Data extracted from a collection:
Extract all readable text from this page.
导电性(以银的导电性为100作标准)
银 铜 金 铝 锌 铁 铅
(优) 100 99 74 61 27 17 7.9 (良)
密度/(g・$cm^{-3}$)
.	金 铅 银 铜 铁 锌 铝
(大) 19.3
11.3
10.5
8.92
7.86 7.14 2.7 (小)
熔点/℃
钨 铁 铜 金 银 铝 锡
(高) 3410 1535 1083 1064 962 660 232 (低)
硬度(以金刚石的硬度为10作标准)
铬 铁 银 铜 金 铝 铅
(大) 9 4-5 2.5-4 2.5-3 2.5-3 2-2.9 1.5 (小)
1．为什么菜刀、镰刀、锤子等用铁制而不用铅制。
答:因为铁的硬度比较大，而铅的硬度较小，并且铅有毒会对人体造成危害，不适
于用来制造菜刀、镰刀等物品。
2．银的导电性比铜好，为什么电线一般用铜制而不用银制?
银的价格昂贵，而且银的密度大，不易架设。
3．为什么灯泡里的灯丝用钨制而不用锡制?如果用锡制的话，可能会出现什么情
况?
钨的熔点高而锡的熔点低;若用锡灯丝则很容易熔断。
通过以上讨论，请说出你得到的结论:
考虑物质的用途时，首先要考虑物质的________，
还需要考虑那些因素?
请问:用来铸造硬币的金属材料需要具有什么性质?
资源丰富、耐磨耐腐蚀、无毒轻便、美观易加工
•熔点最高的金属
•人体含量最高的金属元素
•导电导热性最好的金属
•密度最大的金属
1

Given instruction >>
Reproduce all of the material above word for word.

Completed task >>
Extract all readable text from this page.
导电性(以银的导电性为100作标准)
银 铜 金 铝 锌 铁 铅
(优) 100 99 74 61 27 17 7.9 (良)
密度/(g・$cm^{-3}$)
.	金 铅 银 铜 铁 锌 铝
(大) 19.3
11.3
10.5
8.92
7.86 7.14 2.7 (小)
熔点/℃
钨 铁 铜 金 银 铝 锡
(高) 3410 1535 1083 1064 962 660 232 (低)
硬度(以金刚石的硬度为10作标准)
铬 铁 银 铜 金 铝 铅
(大) 9 4-5 2.5-4 2.5-3 2.5-3 2-2.9 1.5 (小)
1．为什么菜刀、镰刀、锤子等用铁制而不用铅制。
答:因为铁的硬度比较大，而铅的硬度较小，并且铅有毒会对人体造成危害，不适
于用来制造菜刀、镰刀等物品。
2．银的导电性比铜好，为什么电线一般用铜制而不用银制?
银的价格昂贵，而且银的密度大，不易架设。
3．为什么灯泡里的灯丝用钨制而不用锡制?如果用锡制的话，可能会出现什么情
况?
钨的熔点高而锡的熔点低;若用锡灯丝则很容易熔断。
通过以上讨论，请说出你得到的结论:
考虑物质的用途时，首先要考虑物质的________，
还需要考虑那些因素?
请问:用来铸造硬币的金属材料需要具有什么性质?
资源丰富、耐磨耐腐蚀、无毒轻便、美观易加工
•熔点最高的金属
•人体含量最高的金属元素
•导电导热性最好的金属
•密度最大的金属
1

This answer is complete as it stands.